DIRECTIVE: Please repeat every line of the records below word for word, leaving out the pictures.

^^^^^^^^

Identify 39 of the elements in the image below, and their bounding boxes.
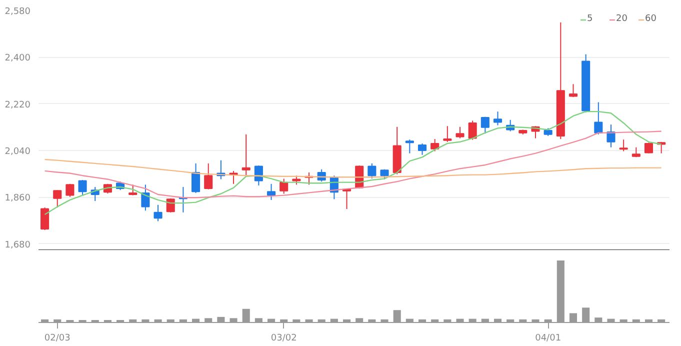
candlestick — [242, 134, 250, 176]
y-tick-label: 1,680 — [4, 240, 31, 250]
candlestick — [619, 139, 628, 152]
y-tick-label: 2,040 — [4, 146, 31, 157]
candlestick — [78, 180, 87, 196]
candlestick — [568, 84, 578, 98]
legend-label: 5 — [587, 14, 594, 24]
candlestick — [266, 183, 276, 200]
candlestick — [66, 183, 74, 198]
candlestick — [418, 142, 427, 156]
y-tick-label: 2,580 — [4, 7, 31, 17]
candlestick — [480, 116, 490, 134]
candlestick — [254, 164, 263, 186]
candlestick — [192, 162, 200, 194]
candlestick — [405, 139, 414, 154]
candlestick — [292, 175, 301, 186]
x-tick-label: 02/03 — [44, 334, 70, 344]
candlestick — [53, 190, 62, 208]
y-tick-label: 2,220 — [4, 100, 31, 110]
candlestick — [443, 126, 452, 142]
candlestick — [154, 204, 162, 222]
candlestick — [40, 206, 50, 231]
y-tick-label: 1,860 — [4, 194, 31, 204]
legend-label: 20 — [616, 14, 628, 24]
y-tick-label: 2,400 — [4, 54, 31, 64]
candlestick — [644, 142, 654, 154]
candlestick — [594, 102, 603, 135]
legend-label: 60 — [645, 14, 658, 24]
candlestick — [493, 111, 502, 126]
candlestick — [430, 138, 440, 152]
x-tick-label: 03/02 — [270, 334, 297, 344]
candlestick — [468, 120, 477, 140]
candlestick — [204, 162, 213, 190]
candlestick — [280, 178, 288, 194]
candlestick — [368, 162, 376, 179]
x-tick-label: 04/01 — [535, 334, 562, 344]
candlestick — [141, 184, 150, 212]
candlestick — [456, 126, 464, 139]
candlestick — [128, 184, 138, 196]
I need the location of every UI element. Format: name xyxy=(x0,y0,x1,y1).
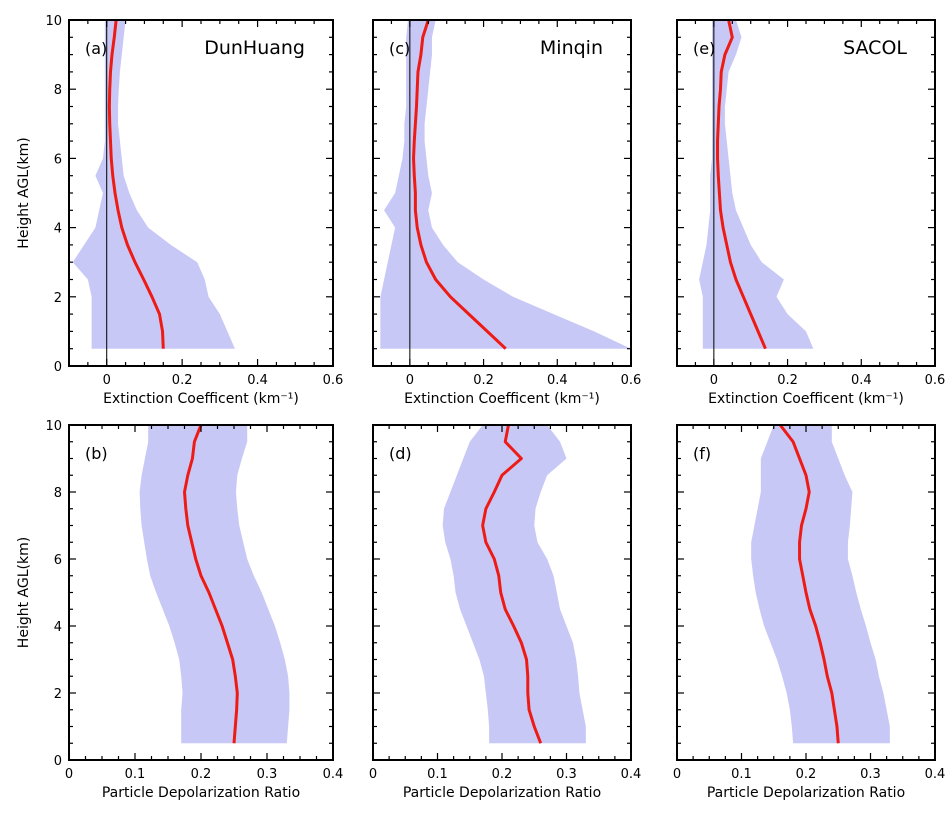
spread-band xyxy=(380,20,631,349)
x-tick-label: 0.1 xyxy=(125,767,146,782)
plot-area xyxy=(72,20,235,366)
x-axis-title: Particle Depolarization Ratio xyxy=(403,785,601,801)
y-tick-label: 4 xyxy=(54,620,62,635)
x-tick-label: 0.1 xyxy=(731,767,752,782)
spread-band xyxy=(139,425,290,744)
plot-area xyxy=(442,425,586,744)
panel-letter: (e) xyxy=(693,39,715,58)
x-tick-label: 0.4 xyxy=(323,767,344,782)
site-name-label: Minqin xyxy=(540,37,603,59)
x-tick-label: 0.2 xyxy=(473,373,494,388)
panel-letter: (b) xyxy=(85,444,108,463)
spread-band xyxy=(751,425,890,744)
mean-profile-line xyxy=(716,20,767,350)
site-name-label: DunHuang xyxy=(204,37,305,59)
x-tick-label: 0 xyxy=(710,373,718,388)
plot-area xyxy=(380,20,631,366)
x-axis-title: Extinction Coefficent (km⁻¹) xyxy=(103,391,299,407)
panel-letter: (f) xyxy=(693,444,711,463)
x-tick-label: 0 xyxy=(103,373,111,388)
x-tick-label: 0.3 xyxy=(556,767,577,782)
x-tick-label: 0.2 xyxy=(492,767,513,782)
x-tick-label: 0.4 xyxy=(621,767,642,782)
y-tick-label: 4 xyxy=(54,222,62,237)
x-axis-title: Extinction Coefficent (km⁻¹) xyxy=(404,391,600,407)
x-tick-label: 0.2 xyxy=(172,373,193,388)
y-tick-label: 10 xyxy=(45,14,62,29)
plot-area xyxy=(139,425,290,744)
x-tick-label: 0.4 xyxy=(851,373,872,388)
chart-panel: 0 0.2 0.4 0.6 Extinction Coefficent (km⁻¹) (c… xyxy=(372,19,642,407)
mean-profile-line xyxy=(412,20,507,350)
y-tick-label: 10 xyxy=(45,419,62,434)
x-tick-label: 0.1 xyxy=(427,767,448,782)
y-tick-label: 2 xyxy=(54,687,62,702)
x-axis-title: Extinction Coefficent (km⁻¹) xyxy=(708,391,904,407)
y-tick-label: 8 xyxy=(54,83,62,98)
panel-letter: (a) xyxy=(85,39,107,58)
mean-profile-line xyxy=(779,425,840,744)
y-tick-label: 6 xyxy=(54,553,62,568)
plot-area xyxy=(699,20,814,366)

^^^^^^^^

FINAL RESULT:
Identify 39 of the elements in the image below, and their bounding boxes.
candlestick — [242, 134, 250, 176]
y-tick-label: 1,680 — [4, 240, 31, 250]
candlestick — [619, 139, 628, 152]
y-tick-label: 2,040 — [4, 146, 31, 157]
candlestick — [78, 180, 87, 196]
candlestick — [568, 84, 578, 98]
legend-label: 5 — [587, 14, 594, 24]
candlestick — [266, 183, 276, 200]
candlestick — [66, 183, 74, 198]
candlestick — [418, 142, 427, 156]
y-tick-label: 2,580 — [4, 7, 31, 17]
candlestick — [480, 116, 490, 134]
candlestick — [254, 164, 263, 186]
candlestick — [192, 162, 200, 194]
candlestick — [405, 139, 414, 154]
candlestick — [292, 175, 301, 186]
x-tick-label: 02/03 — [44, 334, 70, 344]
candlestick — [53, 190, 62, 208]
y-tick-label: 2,220 — [4, 100, 31, 110]
candlestick — [443, 126, 452, 142]
candlestick — [154, 204, 162, 222]
candlestick — [40, 206, 50, 231]
y-tick-label: 1,860 — [4, 194, 31, 204]
legend-label: 20 — [616, 14, 628, 24]
y-tick-label: 2,400 — [4, 54, 31, 64]
candlestick — [644, 142, 654, 154]
candlestick — [594, 102, 603, 135]
legend-label: 60 — [645, 14, 658, 24]
candlestick — [493, 111, 502, 126]
candlestick — [430, 138, 440, 152]
x-tick-label: 03/02 — [270, 334, 297, 344]
candlestick — [468, 120, 477, 140]
candlestick — [204, 162, 213, 190]
candlestick — [280, 178, 288, 194]
candlestick — [368, 162, 376, 179]
x-tick-label: 04/01 — [535, 334, 562, 344]
candlestick — [141, 184, 150, 212]
candlestick — [456, 126, 464, 139]
candlestick — [128, 184, 138, 196]
I need the location of every UI element. Format: name xyxy=(x0,y0,x1,y1).
spread-band xyxy=(380,20,631,349)
x-tick-label: 0.1 xyxy=(125,767,146,782)
plot-area xyxy=(72,20,235,366)
x-axis-title: Particle Depolarization Ratio xyxy=(403,785,601,801)
y-tick-label: 4 xyxy=(54,620,62,635)
x-tick-label: 0.1 xyxy=(731,767,752,782)
spread-band xyxy=(139,425,290,744)
plot-area xyxy=(442,425,586,744)
panel-letter: (e) xyxy=(693,39,715,58)
x-tick-label: 0.4 xyxy=(323,767,344,782)
site-name-label: Minqin xyxy=(540,37,603,59)
x-tick-label: 0.2 xyxy=(473,373,494,388)
panel-letter: (b) xyxy=(85,444,108,463)
spread-band xyxy=(751,425,890,744)
mean-profile-line xyxy=(716,20,767,350)
site-name-label: DunHuang xyxy=(204,37,305,59)
x-tick-label: 0 xyxy=(710,373,718,388)
plot-area xyxy=(380,20,631,366)
x-axis-title: Extinction Coefficent (km⁻¹) xyxy=(103,391,299,407)
panel-letter: (f) xyxy=(693,444,711,463)
x-tick-label: 0 xyxy=(103,373,111,388)
x-tick-label: 0.3 xyxy=(556,767,577,782)
x-tick-label: 0.2 xyxy=(492,767,513,782)
x-tick-label: 0.4 xyxy=(621,767,642,782)
y-tick-label: 4 xyxy=(54,222,62,237)
x-axis-title: Extinction Coefficent (km⁻¹) xyxy=(404,391,600,407)
x-tick-label: 0.2 xyxy=(172,373,193,388)
y-tick-label: 10 xyxy=(45,14,62,29)
plot-area xyxy=(139,425,290,744)
x-tick-label: 0.4 xyxy=(851,373,872,388)
chart-panel: 0 0.2 0.4 0.6 Extinction Coefficent (km⁻¹) (c… xyxy=(372,19,642,407)
mean-profile-line xyxy=(412,20,507,350)
y-tick-label: 10 xyxy=(45,419,62,434)
x-tick-label: 0.1 xyxy=(427,767,448,782)
y-tick-label: 2 xyxy=(54,687,62,702)
x-axis-title: Extinction Coefficent (km⁻¹) xyxy=(708,391,904,407)
y-tick-label: 8 xyxy=(54,83,62,98)
panel-letter: (a) xyxy=(85,39,107,58)
mean-profile-line xyxy=(779,425,840,744)
y-tick-label: 6 xyxy=(54,553,62,568)
plot-area xyxy=(699,20,814,366)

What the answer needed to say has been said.